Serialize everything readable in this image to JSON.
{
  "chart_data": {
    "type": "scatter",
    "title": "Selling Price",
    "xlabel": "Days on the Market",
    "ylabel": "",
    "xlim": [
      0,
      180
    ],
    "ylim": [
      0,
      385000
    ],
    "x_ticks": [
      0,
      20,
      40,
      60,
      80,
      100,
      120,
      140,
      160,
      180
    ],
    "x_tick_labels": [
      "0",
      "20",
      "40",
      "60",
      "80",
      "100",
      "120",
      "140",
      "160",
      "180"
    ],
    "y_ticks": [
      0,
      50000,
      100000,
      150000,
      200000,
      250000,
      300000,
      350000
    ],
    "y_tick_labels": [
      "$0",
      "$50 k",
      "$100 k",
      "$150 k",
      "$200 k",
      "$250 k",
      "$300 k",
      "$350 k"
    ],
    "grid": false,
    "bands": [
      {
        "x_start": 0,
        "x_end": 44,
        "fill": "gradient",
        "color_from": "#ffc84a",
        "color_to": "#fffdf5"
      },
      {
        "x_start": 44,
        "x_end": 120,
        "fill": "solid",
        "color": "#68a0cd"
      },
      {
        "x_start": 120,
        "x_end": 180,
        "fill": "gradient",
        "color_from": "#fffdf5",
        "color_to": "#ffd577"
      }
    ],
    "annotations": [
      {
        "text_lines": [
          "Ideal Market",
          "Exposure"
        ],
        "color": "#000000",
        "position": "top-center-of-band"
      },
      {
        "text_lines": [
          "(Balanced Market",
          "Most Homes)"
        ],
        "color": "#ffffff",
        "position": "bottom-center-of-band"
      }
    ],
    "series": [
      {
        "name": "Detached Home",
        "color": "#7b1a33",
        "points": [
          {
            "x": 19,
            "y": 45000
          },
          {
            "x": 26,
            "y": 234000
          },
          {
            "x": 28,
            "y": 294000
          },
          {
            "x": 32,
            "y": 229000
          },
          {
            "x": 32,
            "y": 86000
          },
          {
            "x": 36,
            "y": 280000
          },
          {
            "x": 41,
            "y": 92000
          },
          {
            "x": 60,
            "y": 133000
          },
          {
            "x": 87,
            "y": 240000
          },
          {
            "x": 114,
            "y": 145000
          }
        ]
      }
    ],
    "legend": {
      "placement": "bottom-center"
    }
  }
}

============================================================

Set down all of the records shown above once more, exactly.

_Problem solution_
Serialize everything readable in this image to JSON.
{
  "chart_data": {
    "type": "scatter",
    "title": "Selling Price",
    "xlabel": "Days on the Market",
    "ylabel": "",
    "xlim": [
      0,
      180
    ],
    "ylim": [
      0,
      385000
    ],
    "x_ticks": [
      0,
      20,
      40,
      60,
      80,
      100,
      120,
      140,
      160,
      180
    ],
    "x_tick_labels": [
      "0",
      "20",
      "40",
      "60",
      "80",
      "100",
      "120",
      "140",
      "160",
      "180"
    ],
    "y_ticks": [
      0,
      50000,
      100000,
      150000,
      200000,
      250000,
      300000,
      350000
    ],
    "y_tick_labels": [
      "$0",
      "$50 k",
      "$100 k",
      "$150 k",
      "$200 k",
      "$250 k",
      "$300 k",
      "$350 k"
    ],
    "grid": false,
    "bands": [
      {
        "x_start": 0,
        "x_end": 44,
        "fill": "gradient",
        "color_from": "#ffc84a",
        "color_to": "#fffdf5"
      },
      {
        "x_start": 44,
        "x_end": 120,
        "fill": "solid",
        "color": "#68a0cd"
      },
      {
        "x_start": 120,
        "x_end": 180,
        "fill": "gradient",
        "color_from": "#fffdf5",
        "color_to": "#ffd577"
      }
    ],
    "annotations": [
      {
        "text_lines": [
          "Ideal Market",
          "Exposure"
        ],
        "color": "#000000",
        "position": "top-center-of-band"
      },
      {
        "text_lines": [
          "(Balanced Market",
          "Most Homes)"
        ],
        "color": "#ffffff",
        "position": "bottom-center-of-band"
      }
    ],
    "series": [
      {
        "name": "Detached Home",
        "color": "#7b1a33",
        "points": [
          {
            "x": 19,
            "y": 45000
          },
          {
            "x": 26,
            "y": 234000
          },
          {
            "x": 28,
            "y": 294000
          },
          {
            "x": 32,
            "y": 229000
          },
          {
            "x": 32,
            "y": 86000
          },
          {
            "x": 36,
            "y": 280000
          },
          {
            "x": 41,
            "y": 92000
          },
          {
            "x": 60,
            "y": 133000
          },
          {
            "x": 87,
            "y": 240000
          },
          {
            "x": 114,
            "y": 145000
          }
        ]
      }
    ],
    "legend": {
      "placement": "bottom-center"
    }
  }
}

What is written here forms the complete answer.